_What to do_
State only the number of lines that contain the string "company".

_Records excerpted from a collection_
****

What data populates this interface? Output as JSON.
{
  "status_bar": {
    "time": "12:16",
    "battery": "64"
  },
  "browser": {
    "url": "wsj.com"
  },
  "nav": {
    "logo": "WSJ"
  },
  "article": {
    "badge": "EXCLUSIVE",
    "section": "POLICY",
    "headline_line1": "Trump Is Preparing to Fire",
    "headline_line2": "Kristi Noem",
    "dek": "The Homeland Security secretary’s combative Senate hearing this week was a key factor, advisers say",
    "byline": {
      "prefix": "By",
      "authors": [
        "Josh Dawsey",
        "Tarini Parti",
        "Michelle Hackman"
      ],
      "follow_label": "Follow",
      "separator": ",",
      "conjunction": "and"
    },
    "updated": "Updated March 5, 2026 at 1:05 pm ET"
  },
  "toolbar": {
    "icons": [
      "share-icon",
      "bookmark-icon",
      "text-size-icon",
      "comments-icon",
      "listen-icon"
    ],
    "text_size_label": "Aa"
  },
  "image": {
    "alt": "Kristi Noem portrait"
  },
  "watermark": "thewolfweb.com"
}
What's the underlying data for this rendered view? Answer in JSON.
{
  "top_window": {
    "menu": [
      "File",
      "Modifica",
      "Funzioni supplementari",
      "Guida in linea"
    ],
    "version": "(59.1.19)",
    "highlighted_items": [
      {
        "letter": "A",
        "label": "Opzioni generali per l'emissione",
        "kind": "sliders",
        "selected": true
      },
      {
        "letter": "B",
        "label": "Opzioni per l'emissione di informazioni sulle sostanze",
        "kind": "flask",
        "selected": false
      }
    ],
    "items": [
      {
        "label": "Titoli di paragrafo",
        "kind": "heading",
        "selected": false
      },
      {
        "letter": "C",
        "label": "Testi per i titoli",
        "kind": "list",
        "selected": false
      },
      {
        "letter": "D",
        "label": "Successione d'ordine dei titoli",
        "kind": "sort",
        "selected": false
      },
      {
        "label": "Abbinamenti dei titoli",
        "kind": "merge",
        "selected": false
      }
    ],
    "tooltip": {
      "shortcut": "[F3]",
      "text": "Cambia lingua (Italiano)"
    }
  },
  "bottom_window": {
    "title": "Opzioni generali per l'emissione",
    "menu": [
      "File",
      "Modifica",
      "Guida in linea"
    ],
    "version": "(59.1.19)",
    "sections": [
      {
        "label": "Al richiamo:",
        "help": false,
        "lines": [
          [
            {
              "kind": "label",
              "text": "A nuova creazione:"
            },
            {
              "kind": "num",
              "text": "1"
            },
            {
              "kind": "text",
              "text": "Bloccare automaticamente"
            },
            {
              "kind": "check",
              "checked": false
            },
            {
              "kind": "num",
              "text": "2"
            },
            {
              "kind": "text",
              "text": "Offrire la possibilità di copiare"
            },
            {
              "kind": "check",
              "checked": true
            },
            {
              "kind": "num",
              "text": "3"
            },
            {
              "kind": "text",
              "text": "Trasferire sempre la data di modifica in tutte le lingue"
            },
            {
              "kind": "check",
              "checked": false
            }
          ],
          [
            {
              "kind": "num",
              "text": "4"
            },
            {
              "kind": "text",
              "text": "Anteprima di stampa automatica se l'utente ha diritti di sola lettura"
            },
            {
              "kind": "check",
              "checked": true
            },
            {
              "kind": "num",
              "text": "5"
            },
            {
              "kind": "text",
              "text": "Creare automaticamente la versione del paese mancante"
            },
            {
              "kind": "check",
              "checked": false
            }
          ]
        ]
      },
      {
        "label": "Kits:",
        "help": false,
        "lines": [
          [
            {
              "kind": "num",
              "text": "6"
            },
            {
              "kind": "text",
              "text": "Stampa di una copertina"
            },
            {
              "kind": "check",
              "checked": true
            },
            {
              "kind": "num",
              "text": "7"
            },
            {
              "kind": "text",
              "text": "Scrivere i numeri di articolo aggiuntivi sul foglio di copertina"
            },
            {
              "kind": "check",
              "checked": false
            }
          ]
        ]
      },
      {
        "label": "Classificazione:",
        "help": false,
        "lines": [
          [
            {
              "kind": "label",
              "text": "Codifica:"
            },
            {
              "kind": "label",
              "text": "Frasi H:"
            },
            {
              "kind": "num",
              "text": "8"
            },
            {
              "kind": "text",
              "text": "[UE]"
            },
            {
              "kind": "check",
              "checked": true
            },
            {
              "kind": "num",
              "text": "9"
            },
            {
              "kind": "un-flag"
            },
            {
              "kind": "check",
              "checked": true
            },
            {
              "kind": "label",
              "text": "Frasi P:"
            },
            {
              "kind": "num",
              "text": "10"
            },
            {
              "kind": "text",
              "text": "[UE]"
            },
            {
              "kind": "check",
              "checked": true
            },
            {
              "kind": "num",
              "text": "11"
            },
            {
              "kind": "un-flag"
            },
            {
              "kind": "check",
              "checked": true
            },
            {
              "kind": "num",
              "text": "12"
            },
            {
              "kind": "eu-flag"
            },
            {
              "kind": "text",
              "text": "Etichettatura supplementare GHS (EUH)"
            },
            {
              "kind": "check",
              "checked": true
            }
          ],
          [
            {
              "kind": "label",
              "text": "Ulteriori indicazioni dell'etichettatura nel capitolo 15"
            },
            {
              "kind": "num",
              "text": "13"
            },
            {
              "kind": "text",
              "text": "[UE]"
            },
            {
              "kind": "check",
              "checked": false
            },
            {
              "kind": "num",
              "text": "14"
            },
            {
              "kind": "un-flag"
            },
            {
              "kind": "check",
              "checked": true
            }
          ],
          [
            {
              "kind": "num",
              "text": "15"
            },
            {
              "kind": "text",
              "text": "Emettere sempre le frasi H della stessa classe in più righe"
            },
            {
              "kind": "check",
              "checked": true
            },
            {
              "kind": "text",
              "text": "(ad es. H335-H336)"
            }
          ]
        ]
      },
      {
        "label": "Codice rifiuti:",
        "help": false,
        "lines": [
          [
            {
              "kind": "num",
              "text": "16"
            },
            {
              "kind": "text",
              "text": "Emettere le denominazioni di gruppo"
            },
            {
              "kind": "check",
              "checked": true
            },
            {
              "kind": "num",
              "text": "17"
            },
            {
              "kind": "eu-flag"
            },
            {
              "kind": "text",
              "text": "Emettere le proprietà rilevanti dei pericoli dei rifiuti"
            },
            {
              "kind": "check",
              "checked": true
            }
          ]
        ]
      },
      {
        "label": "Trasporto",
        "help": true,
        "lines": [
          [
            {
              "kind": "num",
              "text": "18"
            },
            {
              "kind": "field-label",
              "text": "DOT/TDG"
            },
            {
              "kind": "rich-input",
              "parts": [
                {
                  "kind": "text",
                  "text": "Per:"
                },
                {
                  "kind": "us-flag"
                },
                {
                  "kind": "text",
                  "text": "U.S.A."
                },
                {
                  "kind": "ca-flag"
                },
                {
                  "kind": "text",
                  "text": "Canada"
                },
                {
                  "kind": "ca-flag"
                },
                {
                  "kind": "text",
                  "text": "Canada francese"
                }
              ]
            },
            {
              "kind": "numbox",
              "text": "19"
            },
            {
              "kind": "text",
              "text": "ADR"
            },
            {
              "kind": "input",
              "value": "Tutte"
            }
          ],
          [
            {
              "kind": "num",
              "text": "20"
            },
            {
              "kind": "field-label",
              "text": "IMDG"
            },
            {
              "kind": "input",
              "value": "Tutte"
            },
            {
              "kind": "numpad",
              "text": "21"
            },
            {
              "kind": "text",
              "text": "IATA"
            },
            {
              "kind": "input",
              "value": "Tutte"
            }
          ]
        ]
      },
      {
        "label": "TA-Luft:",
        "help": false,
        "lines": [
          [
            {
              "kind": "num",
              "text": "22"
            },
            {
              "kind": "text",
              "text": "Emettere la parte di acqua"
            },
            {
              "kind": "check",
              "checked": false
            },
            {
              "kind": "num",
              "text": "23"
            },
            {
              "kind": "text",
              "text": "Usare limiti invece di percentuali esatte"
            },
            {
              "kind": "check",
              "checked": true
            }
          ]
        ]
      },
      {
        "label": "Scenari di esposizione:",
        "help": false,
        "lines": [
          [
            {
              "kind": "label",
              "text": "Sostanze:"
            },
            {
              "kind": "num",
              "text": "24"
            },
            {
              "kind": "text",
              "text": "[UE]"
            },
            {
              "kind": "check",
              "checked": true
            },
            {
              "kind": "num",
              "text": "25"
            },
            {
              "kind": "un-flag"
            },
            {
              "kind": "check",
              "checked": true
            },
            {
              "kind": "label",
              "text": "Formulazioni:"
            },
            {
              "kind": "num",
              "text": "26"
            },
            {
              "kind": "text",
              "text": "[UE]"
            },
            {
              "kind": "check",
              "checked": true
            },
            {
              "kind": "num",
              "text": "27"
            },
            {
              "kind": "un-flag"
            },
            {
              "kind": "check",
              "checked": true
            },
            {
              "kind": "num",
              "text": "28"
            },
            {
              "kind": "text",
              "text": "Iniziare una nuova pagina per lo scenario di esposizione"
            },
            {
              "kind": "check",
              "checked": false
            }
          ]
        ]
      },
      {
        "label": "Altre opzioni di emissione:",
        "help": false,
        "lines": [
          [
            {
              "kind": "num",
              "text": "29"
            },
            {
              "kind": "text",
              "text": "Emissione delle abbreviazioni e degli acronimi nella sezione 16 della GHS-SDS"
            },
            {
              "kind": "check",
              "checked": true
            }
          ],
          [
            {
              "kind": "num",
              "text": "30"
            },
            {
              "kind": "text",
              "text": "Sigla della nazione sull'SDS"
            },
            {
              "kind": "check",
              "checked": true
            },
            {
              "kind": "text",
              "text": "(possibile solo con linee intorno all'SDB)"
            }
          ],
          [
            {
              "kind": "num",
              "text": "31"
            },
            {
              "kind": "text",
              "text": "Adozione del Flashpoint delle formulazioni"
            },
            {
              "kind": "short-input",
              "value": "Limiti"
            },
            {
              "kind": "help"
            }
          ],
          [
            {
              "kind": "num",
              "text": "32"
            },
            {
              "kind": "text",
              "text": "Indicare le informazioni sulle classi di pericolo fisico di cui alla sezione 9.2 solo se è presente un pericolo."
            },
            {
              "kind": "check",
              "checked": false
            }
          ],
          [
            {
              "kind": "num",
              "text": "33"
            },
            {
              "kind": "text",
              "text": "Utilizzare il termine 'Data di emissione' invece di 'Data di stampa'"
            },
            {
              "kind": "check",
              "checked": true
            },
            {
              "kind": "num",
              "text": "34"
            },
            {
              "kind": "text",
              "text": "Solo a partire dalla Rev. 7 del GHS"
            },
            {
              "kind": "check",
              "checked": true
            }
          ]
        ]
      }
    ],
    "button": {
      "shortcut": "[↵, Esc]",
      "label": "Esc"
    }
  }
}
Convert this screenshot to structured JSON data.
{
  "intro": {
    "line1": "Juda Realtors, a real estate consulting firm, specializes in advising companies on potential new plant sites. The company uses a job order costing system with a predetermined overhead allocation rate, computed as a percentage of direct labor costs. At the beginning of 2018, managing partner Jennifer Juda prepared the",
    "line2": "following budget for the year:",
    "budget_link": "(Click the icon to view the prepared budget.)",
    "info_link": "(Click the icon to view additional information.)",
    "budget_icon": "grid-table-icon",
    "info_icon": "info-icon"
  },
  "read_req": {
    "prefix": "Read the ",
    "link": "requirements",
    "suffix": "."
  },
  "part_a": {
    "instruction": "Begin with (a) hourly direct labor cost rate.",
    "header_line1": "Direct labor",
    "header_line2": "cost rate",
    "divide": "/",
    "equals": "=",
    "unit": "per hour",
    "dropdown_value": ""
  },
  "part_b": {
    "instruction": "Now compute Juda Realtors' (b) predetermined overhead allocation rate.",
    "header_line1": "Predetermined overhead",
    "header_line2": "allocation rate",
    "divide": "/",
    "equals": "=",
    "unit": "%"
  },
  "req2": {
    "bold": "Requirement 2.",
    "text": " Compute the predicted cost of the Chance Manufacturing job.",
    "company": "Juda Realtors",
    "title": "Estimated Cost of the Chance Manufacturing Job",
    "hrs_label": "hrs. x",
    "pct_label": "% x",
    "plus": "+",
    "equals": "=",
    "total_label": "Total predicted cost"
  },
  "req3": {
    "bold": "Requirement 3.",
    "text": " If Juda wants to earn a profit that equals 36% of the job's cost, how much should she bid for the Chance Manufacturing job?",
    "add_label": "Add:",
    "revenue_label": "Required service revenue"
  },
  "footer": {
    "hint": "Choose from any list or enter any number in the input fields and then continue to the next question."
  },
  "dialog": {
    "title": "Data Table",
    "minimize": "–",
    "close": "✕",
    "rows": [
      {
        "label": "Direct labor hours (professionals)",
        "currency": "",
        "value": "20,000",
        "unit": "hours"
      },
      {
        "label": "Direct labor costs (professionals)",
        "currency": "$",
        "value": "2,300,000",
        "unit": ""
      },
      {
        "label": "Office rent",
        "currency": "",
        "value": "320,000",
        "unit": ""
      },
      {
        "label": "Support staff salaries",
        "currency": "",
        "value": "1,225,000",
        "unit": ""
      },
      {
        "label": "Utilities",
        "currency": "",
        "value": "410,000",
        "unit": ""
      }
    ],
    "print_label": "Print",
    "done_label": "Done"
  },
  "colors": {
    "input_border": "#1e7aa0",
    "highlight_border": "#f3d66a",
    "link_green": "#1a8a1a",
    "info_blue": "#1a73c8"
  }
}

****

_Task output_
2